** START OF Extracted information **

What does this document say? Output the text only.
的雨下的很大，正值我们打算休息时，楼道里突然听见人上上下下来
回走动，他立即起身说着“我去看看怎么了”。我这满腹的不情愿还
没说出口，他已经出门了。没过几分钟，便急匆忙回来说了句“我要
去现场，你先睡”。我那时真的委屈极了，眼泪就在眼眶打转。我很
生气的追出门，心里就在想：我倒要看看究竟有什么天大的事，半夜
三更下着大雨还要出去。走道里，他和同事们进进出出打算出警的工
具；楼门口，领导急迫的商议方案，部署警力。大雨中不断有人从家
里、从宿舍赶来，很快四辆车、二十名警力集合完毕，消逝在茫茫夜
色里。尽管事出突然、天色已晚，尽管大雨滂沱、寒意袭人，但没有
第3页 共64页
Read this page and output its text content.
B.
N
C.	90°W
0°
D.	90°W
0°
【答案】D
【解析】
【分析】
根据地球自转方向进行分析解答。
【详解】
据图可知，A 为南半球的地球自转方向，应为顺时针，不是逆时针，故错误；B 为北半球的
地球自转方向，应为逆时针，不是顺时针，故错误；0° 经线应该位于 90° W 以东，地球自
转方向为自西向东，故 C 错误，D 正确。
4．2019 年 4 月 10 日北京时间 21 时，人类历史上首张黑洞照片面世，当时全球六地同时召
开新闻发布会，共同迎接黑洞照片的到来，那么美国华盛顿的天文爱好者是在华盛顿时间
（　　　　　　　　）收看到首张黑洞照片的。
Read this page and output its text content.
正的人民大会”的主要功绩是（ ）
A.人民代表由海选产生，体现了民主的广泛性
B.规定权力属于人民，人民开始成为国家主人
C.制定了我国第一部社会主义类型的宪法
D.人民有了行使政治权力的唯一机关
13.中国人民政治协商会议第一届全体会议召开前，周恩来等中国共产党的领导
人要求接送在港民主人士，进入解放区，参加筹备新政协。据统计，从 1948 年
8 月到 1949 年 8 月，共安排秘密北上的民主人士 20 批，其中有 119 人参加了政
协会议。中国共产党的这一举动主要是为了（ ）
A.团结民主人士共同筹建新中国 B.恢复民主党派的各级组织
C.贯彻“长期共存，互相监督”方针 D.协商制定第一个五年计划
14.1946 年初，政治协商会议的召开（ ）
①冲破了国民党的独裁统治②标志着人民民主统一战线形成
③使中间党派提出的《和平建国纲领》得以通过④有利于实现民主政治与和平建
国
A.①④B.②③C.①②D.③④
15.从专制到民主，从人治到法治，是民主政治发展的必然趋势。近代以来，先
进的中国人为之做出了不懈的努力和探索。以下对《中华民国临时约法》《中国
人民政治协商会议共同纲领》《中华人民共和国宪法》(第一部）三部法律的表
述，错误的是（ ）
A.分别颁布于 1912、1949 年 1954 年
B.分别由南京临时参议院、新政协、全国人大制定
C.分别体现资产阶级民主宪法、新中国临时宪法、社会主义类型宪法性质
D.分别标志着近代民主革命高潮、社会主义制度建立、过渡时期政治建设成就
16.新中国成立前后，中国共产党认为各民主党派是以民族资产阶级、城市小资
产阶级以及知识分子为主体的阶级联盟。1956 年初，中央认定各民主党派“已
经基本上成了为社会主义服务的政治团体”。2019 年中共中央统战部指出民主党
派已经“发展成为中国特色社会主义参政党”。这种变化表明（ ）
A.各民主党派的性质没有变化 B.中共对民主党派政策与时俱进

** END OF Extracted information **

Goal of the exercise -> Extract the full listing above without altering anything.

Final result ->
What does this document say? Output the text only.
的雨下的很大，正值我们打算休息时，楼道里突然听见人上上下下来
回走动，他立即起身说着“我去看看怎么了”。我这满腹的不情愿还
没说出口，他已经出门了。没过几分钟，便急匆忙回来说了句“我要
去现场，你先睡”。我那时真的委屈极了，眼泪就在眼眶打转。我很
生气的追出门，心里就在想：我倒要看看究竟有什么天大的事，半夜
三更下着大雨还要出去。走道里，他和同事们进进出出打算出警的工
具；楼门口，领导急迫的商议方案，部署警力。大雨中不断有人从家
里、从宿舍赶来，很快四辆车、二十名警力集合完毕，消逝在茫茫夜
色里。尽管事出突然、天色已晚，尽管大雨滂沱、寒意袭人，但没有
第3页 共64页
Read this page and output its text content.
B.
N
C.	90°W
0°
D.	90°W
0°
【答案】D
【解析】
【分析】
根据地球自转方向进行分析解答。
【详解】
据图可知，A 为南半球的地球自转方向，应为顺时针，不是逆时针，故错误；B 为北半球的
地球自转方向，应为逆时针，不是顺时针，故错误；0° 经线应该位于 90° W 以东，地球自
转方向为自西向东，故 C 错误，D 正确。
4．2019 年 4 月 10 日北京时间 21 时，人类历史上首张黑洞照片面世，当时全球六地同时召
开新闻发布会，共同迎接黑洞照片的到来，那么美国华盛顿的天文爱好者是在华盛顿时间
（　　　　　　　　）收看到首张黑洞照片的。
Read this page and output its text content.
正的人民大会”的主要功绩是（ ）
A.人民代表由海选产生，体现了民主的广泛性
B.规定权力属于人民，人民开始成为国家主人
C.制定了我国第一部社会主义类型的宪法
D.人民有了行使政治权力的唯一机关
13.中国人民政治协商会议第一届全体会议召开前，周恩来等中国共产党的领导
人要求接送在港民主人士，进入解放区，参加筹备新政协。据统计，从 1948 年
8 月到 1949 年 8 月，共安排秘密北上的民主人士 20 批，其中有 119 人参加了政
协会议。中国共产党的这一举动主要是为了（ ）
A.团结民主人士共同筹建新中国 B.恢复民主党派的各级组织
C.贯彻“长期共存，互相监督”方针 D.协商制定第一个五年计划
14.1946 年初，政治协商会议的召开（ ）
①冲破了国民党的独裁统治②标志着人民民主统一战线形成
③使中间党派提出的《和平建国纲领》得以通过④有利于实现民主政治与和平建
国
A.①④B.②③C.①②D.③④
15.从专制到民主，从人治到法治，是民主政治发展的必然趋势。近代以来，先
进的中国人为之做出了不懈的努力和探索。以下对《中华民国临时约法》《中国
人民政治协商会议共同纲领》《中华人民共和国宪法》(第一部）三部法律的表
述，错误的是（ ）
A.分别颁布于 1912、1949 年 1954 年
B.分别由南京临时参议院、新政协、全国人大制定
C.分别体现资产阶级民主宪法、新中国临时宪法、社会主义类型宪法性质
D.分别标志着近代民主革命高潮、社会主义制度建立、过渡时期政治建设成就
16.新中国成立前后，中国共产党认为各民主党派是以民族资产阶级、城市小资
产阶级以及知识分子为主体的阶级联盟。1956 年初，中央认定各民主党派“已
经基本上成了为社会主义服务的政治团体”。2019 年中共中央统战部指出民主党
派已经“发展成为中国特色社会主义参政党”。这种变化表明（ ）
A.各民主党派的性质没有变化 B.中共对民主党派政策与时俱进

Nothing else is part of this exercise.